- Work to do
Pull every line with the word "panel" out of the entries below.

======== Data rows

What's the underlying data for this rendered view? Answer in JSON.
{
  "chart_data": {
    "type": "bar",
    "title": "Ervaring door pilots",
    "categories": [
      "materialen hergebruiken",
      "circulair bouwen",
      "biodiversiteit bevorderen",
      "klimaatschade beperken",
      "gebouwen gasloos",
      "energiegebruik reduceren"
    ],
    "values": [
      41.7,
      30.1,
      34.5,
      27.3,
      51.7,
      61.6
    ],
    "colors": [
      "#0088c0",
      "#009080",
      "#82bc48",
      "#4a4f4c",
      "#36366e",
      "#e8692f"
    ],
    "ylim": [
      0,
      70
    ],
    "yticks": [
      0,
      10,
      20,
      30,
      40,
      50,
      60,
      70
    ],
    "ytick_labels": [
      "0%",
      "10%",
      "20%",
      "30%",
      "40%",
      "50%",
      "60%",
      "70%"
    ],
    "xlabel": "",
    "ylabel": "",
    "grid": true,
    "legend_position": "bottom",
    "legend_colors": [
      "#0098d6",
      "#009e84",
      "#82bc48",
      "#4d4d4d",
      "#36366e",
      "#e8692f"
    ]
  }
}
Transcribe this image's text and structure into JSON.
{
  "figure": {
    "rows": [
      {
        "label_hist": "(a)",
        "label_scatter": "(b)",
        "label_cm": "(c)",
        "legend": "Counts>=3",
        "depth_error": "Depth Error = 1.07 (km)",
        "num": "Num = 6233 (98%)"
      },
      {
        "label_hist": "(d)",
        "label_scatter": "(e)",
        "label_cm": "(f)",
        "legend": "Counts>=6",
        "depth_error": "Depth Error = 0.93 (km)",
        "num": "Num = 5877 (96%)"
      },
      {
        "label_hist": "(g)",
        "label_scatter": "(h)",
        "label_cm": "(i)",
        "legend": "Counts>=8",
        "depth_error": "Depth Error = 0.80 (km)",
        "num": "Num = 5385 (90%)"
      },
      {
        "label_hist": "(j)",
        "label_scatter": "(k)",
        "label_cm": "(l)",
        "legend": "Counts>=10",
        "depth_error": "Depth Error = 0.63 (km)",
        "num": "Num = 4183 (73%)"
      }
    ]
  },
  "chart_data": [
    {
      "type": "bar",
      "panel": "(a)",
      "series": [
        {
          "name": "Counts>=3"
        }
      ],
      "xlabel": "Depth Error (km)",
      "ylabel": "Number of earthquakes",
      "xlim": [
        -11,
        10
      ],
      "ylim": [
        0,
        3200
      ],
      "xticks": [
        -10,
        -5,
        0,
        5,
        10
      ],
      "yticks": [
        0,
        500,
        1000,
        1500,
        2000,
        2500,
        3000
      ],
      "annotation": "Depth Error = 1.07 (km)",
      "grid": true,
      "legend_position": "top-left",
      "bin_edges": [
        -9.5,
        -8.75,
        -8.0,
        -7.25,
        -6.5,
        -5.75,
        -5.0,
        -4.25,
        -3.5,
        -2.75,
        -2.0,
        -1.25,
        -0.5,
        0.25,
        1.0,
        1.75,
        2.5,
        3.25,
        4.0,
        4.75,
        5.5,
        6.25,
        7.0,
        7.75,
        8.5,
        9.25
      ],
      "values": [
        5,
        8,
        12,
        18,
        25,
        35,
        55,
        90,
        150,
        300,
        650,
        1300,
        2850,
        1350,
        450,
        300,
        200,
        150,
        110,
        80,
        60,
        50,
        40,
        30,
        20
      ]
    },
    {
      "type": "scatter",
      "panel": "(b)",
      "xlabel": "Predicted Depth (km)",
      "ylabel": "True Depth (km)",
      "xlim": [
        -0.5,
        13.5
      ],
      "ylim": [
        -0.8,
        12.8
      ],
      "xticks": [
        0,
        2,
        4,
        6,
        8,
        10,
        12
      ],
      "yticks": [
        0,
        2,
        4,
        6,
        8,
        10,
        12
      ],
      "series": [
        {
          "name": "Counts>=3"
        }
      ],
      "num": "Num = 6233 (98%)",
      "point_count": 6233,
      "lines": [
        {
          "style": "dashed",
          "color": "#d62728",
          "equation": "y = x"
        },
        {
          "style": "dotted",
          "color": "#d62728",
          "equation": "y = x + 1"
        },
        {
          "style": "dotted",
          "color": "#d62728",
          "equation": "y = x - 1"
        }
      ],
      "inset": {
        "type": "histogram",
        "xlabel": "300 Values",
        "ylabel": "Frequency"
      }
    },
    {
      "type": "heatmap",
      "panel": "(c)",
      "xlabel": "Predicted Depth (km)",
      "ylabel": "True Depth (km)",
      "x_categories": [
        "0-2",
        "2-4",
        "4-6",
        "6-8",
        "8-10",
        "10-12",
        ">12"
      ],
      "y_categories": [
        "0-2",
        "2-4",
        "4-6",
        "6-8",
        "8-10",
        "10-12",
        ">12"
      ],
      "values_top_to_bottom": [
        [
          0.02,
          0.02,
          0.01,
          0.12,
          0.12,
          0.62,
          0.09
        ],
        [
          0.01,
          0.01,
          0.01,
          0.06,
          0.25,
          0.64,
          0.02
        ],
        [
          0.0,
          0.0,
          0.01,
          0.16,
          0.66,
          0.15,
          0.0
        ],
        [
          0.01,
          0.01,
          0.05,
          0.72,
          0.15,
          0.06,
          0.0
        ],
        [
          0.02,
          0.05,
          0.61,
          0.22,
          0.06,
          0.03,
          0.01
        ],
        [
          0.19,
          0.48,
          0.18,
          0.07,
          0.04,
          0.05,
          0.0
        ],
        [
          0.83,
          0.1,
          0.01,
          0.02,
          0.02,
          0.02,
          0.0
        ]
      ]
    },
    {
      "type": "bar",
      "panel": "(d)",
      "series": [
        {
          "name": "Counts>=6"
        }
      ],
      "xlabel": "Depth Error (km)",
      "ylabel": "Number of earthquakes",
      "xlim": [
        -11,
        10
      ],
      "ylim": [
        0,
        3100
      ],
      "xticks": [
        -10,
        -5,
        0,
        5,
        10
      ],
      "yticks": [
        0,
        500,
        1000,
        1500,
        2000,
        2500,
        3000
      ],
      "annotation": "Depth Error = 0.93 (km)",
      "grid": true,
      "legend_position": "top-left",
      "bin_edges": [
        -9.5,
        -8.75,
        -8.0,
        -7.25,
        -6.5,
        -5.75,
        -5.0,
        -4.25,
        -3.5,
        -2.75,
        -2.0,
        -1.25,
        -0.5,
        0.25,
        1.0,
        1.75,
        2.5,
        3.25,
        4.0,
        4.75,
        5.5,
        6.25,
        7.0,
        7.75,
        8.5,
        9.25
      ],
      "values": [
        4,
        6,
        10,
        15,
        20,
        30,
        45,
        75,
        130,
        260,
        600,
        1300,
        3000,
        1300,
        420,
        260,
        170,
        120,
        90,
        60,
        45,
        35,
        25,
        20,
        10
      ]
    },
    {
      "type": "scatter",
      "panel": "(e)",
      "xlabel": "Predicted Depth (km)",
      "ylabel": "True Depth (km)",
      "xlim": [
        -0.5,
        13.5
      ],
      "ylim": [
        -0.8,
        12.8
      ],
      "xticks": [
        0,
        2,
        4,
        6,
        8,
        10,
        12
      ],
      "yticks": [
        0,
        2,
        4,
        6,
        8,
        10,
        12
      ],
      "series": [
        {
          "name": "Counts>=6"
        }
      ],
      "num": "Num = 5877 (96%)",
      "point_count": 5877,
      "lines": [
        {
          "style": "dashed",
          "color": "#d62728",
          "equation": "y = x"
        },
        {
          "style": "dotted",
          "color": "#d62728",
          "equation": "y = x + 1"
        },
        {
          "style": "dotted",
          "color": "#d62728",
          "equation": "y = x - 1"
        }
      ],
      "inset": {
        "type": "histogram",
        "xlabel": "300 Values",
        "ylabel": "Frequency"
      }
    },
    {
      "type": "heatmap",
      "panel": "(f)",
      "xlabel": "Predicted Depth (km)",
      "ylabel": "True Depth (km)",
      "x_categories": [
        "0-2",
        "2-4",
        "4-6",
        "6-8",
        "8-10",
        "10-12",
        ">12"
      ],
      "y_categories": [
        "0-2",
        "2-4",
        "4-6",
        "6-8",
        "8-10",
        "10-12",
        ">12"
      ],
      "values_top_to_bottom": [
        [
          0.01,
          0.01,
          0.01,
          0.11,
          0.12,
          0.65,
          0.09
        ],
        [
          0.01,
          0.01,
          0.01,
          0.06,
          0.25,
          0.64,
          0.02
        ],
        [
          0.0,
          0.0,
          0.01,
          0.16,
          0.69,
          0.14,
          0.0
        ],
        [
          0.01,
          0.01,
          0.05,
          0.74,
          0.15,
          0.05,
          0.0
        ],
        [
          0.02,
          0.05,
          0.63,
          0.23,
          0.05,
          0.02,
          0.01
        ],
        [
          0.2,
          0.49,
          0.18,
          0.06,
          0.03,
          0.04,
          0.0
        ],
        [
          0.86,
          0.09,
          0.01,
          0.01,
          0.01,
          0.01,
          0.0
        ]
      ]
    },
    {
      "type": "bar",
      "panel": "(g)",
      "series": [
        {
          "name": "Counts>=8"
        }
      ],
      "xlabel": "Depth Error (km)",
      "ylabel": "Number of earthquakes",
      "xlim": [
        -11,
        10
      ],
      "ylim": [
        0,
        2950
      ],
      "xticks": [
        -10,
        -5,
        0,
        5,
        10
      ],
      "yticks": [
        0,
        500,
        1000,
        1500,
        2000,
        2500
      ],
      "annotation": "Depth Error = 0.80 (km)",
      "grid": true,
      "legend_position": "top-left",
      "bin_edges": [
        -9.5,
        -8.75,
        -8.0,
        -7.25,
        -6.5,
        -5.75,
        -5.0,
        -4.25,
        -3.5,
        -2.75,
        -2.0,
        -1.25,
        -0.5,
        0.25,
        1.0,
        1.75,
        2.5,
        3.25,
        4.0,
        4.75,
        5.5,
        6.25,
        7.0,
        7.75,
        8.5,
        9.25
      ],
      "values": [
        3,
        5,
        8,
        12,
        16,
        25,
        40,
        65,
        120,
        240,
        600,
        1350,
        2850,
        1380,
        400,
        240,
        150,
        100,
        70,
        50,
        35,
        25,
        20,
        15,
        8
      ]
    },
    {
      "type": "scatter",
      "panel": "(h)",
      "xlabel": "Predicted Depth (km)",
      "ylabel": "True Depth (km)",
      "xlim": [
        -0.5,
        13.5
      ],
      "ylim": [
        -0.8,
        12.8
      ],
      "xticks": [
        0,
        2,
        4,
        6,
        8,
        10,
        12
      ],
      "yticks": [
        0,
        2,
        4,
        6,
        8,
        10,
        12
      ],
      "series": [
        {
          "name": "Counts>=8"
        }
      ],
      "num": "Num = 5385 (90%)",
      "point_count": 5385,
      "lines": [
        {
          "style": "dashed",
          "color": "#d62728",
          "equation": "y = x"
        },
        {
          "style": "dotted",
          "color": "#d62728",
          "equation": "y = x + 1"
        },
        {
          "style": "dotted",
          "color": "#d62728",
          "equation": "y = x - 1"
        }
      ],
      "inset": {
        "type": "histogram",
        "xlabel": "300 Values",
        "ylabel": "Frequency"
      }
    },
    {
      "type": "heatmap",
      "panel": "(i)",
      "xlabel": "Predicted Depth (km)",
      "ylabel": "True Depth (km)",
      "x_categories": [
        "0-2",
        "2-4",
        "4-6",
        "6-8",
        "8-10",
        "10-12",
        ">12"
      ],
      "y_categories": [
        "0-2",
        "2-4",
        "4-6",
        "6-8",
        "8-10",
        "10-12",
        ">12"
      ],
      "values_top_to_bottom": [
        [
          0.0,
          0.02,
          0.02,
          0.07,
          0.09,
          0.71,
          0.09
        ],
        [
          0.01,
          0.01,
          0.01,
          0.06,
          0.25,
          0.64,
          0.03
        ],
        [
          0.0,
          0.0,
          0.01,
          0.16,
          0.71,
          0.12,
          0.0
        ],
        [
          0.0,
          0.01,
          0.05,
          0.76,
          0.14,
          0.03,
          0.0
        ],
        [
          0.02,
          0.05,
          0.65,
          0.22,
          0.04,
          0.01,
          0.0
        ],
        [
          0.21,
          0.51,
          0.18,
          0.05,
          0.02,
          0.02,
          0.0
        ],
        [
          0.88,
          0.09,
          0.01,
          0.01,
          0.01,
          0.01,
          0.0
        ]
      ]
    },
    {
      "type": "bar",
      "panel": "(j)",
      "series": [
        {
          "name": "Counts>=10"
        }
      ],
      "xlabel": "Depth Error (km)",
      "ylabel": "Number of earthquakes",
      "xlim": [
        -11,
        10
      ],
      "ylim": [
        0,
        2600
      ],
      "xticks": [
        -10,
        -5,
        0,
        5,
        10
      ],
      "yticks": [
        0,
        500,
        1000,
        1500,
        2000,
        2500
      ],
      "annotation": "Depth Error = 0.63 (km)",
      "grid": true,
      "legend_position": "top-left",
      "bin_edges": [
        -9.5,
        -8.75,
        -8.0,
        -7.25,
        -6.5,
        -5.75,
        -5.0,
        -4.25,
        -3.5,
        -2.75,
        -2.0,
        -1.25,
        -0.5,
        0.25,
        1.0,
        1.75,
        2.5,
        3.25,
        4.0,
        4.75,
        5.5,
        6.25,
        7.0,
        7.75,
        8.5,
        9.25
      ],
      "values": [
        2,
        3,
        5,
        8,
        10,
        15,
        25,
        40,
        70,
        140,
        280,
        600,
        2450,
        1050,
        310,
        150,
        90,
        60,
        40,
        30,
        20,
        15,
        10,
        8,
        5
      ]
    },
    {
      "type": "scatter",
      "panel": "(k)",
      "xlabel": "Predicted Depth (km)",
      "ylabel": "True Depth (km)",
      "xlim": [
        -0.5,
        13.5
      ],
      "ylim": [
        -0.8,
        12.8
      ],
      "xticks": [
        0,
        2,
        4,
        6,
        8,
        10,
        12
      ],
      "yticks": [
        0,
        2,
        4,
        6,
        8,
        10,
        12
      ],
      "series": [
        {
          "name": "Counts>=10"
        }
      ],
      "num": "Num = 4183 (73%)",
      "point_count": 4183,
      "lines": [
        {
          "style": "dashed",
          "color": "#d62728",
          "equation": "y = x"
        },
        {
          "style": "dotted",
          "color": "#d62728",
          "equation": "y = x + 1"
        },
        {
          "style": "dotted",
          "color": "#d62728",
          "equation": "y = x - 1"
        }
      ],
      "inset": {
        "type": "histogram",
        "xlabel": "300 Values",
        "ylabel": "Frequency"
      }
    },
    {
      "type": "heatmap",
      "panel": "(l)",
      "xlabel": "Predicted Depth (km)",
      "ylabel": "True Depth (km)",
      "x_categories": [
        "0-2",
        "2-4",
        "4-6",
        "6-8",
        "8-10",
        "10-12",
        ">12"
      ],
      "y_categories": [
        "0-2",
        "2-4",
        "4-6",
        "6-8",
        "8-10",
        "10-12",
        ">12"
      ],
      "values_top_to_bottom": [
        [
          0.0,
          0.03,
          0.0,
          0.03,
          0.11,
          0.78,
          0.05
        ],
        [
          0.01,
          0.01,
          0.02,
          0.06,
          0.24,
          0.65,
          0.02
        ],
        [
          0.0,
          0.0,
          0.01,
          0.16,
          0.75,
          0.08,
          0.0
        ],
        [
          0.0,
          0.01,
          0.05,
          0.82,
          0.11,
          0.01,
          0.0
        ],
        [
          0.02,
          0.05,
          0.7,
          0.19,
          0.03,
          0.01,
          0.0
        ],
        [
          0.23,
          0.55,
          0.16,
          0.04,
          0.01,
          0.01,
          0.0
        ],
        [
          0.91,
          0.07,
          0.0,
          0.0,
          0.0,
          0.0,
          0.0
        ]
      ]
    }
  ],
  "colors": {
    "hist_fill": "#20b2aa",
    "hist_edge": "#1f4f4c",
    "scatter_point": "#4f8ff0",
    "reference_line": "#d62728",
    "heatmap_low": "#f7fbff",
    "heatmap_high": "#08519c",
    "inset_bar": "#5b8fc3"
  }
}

================

- Expected answer
      "panel": "(a)",
      "panel": "(b)",
      "panel": "(c)",
      "panel": "(d)",
      "panel": "(e)",
      "panel": "(f)",
      "panel": "(g)",
      "panel": "(h)",
      "panel": "(i)",
      "panel": "(j)",
      "panel": "(k)",
      "panel": "(l)",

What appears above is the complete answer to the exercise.